---------- Dataset content ----------

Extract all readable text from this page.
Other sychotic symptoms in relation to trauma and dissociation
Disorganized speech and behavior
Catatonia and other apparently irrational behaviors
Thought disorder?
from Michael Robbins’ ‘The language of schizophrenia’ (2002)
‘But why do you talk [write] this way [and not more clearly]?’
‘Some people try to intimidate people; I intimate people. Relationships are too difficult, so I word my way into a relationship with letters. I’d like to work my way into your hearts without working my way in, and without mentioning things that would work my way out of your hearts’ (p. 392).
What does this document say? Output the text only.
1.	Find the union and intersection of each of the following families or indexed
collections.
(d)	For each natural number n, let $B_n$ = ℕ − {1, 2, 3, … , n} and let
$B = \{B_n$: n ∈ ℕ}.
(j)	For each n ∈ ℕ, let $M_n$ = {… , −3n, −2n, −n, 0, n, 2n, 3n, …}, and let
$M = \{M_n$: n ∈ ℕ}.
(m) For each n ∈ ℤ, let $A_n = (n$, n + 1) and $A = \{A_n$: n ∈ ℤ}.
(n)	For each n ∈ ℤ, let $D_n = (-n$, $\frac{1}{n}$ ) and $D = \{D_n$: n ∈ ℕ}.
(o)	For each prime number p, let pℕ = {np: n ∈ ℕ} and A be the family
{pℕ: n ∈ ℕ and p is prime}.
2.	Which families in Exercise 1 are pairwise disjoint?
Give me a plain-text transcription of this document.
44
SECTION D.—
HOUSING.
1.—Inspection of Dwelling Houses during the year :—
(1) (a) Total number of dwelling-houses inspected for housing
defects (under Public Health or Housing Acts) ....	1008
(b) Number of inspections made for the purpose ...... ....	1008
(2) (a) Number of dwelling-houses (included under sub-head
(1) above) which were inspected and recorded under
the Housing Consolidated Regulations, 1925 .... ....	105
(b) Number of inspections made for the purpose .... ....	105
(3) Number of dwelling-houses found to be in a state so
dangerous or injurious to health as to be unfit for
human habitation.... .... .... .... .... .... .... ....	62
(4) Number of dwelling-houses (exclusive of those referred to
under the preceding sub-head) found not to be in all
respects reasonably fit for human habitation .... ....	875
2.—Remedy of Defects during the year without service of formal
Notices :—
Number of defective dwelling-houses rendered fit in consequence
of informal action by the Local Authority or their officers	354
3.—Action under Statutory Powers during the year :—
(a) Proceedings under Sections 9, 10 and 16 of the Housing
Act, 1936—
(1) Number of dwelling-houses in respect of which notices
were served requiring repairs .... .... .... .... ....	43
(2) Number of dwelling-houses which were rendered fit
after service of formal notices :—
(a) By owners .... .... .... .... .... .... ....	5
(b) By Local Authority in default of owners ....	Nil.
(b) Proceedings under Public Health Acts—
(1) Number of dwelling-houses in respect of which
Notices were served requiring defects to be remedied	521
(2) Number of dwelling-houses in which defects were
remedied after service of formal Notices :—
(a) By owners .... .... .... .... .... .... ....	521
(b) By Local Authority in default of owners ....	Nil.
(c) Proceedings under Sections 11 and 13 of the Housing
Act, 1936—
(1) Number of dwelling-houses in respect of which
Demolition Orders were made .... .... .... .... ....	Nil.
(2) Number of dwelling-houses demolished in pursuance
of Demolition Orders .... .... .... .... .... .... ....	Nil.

----------

* **Task prompt**
Reproduce each line verbatim.

* **Answer in full**
Extract all readable text from this page.
Other sychotic symptoms in relation to trauma and dissociation
Disorganized speech and behavior
Catatonia and other apparently irrational behaviors
Thought disorder?
from Michael Robbins’ ‘The language of schizophrenia’ (2002)
‘But why do you talk [write] this way [and not more clearly]?’
‘Some people try to intimidate people; I intimate people. Relationships are too difficult, so I word my way into a relationship with letters. I’d like to work my way into your hearts without working my way in, and without mentioning things that would work my way out of your hearts’ (p. 392).
What does this document say? Output the text only.
1.	Find the union and intersection of each of the following families or indexed
collections.
(d)	For each natural number n, let $B_n$ = ℕ − {1, 2, 3, … , n} and let
$B = \{B_n$: n ∈ ℕ}.
(j)	For each n ∈ ℕ, let $M_n$ = {… , −3n, −2n, −n, 0, n, 2n, 3n, …}, and let
$M = \{M_n$: n ∈ ℕ}.
(m) For each n ∈ ℤ, let $A_n = (n$, n + 1) and $A = \{A_n$: n ∈ ℤ}.
(n)	For each n ∈ ℤ, let $D_n = (-n$, $\frac{1}{n}$ ) and $D = \{D_n$: n ∈ ℕ}.
(o)	For each prime number p, let pℕ = {np: n ∈ ℕ} and A be the family
{pℕ: n ∈ ℕ and p is prime}.
2.	Which families in Exercise 1 are pairwise disjoint?
Give me a plain-text transcription of this document.
44
SECTION D.—
HOUSING.
1.—Inspection of Dwelling Houses during the year :—
(1) (a) Total number of dwelling-houses inspected for housing
defects (under Public Health or Housing Acts) ....	1008
(b) Number of inspections made for the purpose ...... ....	1008
(2) (a) Number of dwelling-houses (included under sub-head
(1) above) which were inspected and recorded under
the Housing Consolidated Regulations, 1925 .... ....	105
(b) Number of inspections made for the purpose .... ....	105
(3) Number of dwelling-houses found to be in a state so
dangerous or injurious to health as to be unfit for
human habitation.... .... .... .... .... .... .... ....	62
(4) Number of dwelling-houses (exclusive of those referred to
under the preceding sub-head) found not to be in all
respects reasonably fit for human habitation .... ....	875
2.—Remedy of Defects during the year without service of formal
Notices :—
Number of defective dwelling-houses rendered fit in consequence
of informal action by the Local Authority or their officers	354
3.—Action under Statutory Powers during the year :—
(a) Proceedings under Sections 9, 10 and 16 of the Housing
Act, 1936—
(1) Number of dwelling-houses in respect of which notices
were served requiring repairs .... .... .... .... ....	43
(2) Number of dwelling-houses which were rendered fit
after service of formal notices :—
(a) By owners .... .... .... .... .... .... ....	5
(b) By Local Authority in default of owners ....	Nil.
(b) Proceedings under Public Health Acts—
(1) Number of dwelling-houses in respect of which
Notices were served requiring defects to be remedied	521
(2) Number of dwelling-houses in which defects were
remedied after service of formal Notices :—
(a) By owners .... .... .... .... .... .... ....	521
(b) By Local Authority in default of owners ....	Nil.
(c) Proceedings under Sections 11 and 13 of the Housing
Act, 1936—
(1) Number of dwelling-houses in respect of which
Demolition Orders were made .... .... .... .... ....	Nil.
(2) Number of dwelling-houses demolished in pursuance
of Demolition Orders .... .... .... .... .... .... ....	Nil.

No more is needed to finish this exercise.